**Task prompt**.
Skip the pictures. Copy all the rest of the records down exactly.

**Raw data**.
╔══

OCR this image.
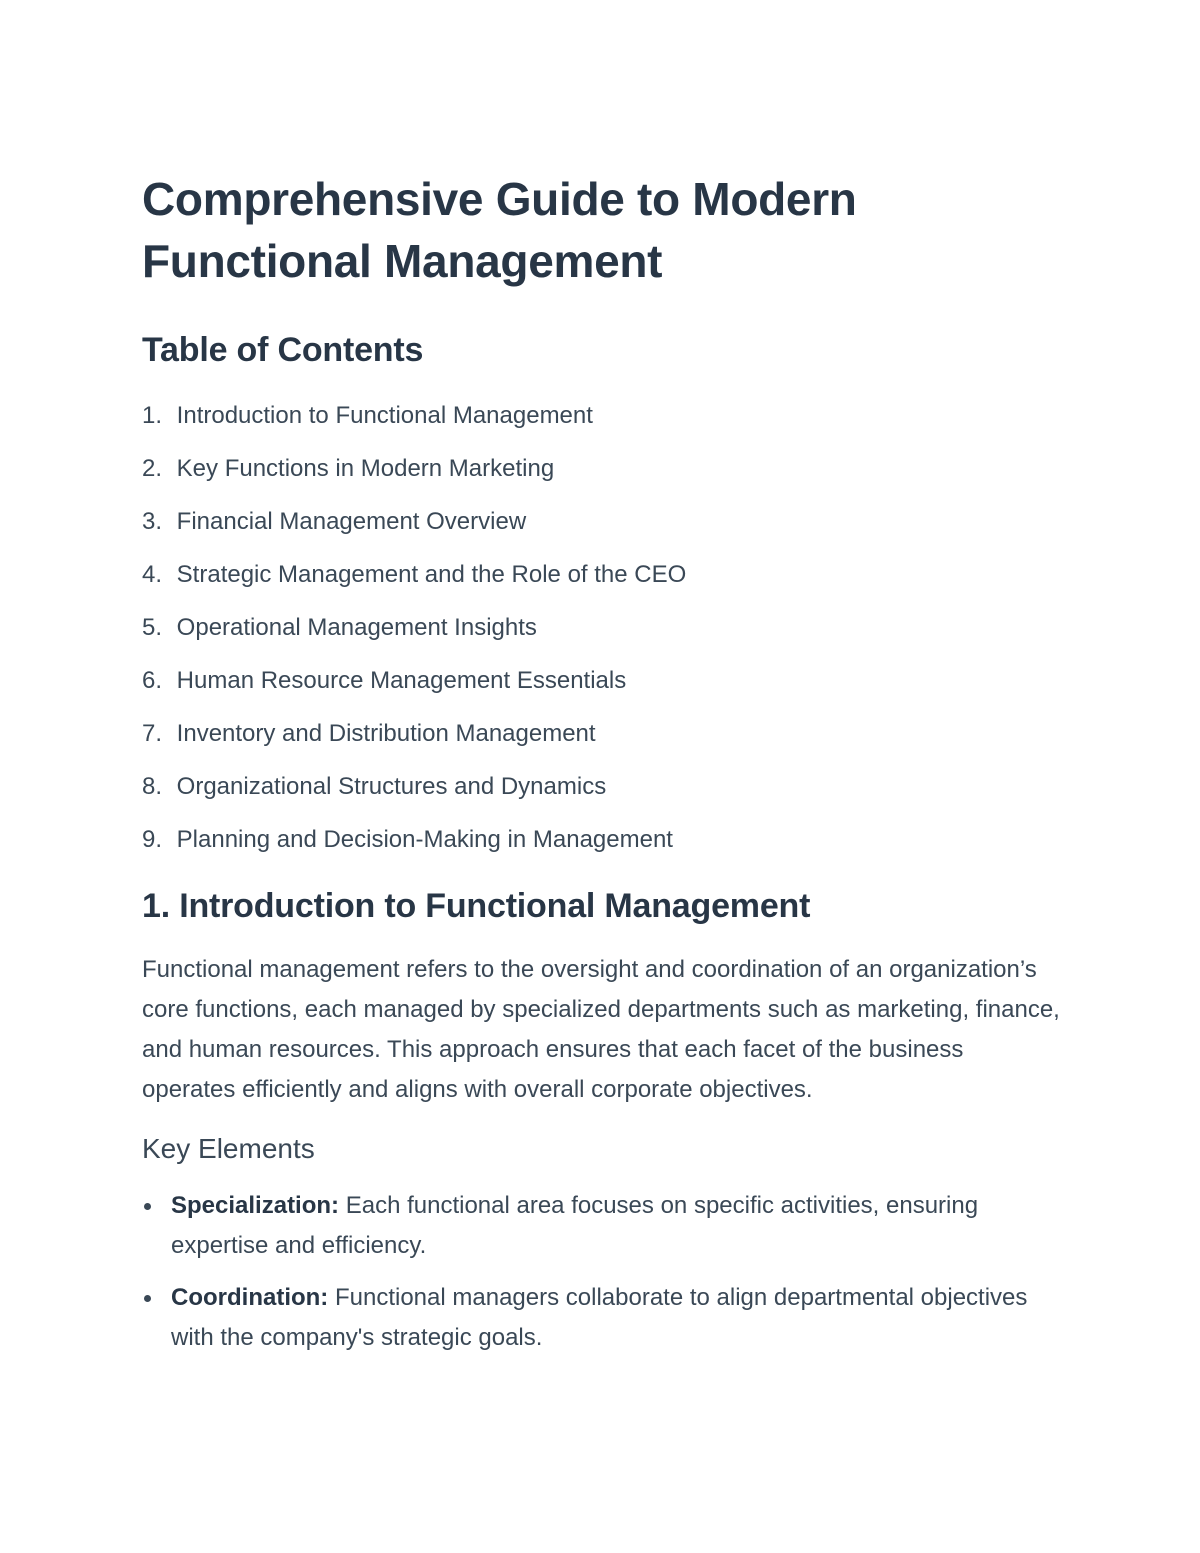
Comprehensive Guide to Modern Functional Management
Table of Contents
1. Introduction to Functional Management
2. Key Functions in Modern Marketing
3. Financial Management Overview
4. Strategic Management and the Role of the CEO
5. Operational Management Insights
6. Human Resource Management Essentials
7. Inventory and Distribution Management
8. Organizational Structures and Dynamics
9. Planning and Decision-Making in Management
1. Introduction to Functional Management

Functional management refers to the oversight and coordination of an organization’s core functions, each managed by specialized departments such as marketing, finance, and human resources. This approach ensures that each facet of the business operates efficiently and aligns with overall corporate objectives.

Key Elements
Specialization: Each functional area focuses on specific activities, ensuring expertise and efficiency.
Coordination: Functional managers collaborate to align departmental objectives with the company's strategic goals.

╚══

**Written response**.
OCR this image.
Comprehensive Guide to Modern Functional Management
Table of Contents
1. Introduction to Functional Management
2. Key Functions in Modern Marketing
3. Financial Management Overview
4. Strategic Management and the Role of the CEO
5. Operational Management Insights
6. Human Resource Management Essentials
7. Inventory and Distribution Management
8. Organizational Structures and Dynamics
9. Planning and Decision-Making in Management
1. Introduction to Functional Management

Functional management refers to the oversight and coordination of an organization’s core functions, each managed by specialized departments such as marketing, finance, and human resources. This approach ensures that each facet of the business operates efficiently and aligns with overall corporate objectives.

Key Elements
Specialization: Each functional area focuses on specific activities, ensuring expertise and efficiency.
Coordination: Functional managers collaborate to align departmental objectives with the company's strategic goals.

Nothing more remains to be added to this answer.